[Collected data entries]
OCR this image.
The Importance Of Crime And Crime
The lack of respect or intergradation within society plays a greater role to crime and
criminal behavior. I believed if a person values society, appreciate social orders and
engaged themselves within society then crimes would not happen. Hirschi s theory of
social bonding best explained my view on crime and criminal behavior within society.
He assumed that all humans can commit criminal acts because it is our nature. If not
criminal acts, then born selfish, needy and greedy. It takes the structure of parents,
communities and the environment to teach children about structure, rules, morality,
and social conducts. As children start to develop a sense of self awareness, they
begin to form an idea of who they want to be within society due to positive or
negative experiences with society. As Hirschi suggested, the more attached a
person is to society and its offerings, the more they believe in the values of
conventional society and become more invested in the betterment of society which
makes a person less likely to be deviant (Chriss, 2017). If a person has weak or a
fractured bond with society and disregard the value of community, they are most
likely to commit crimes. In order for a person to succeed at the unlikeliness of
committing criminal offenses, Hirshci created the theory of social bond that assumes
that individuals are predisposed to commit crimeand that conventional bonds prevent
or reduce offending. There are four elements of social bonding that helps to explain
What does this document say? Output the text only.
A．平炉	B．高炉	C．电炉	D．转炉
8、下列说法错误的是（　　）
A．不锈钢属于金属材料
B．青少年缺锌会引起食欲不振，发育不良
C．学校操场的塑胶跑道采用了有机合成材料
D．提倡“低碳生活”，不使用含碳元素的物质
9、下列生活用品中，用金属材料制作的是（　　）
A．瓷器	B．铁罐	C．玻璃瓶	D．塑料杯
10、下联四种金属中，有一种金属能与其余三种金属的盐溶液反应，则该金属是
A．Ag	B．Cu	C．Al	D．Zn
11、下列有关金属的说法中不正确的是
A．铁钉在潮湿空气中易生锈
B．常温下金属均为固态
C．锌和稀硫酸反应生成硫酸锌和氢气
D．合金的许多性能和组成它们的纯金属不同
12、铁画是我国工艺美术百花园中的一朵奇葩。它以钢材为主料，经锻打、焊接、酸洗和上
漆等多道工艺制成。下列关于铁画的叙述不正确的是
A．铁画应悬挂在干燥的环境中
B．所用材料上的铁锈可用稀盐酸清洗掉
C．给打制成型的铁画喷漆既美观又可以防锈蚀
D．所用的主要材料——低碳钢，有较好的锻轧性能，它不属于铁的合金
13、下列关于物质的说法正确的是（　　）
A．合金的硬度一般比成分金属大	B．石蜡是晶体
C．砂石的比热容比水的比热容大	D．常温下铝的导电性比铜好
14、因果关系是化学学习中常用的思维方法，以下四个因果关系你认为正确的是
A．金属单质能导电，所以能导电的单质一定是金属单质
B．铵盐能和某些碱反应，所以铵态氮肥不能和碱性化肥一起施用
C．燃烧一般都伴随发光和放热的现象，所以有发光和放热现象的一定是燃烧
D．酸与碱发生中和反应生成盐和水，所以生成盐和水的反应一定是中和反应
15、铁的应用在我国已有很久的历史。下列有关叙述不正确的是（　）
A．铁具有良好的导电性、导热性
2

DO THIS:
Pick out each line above that includes "they" and show it.

RESULT OF THE TASK:
and social conducts. As children start to develop a sense of self awareness, they
begin to form an idea of who they want to be within society due to positive or
person is to society and its offerings, the more they believe in the values of
fractured bond with society and disregard the value of community, they are most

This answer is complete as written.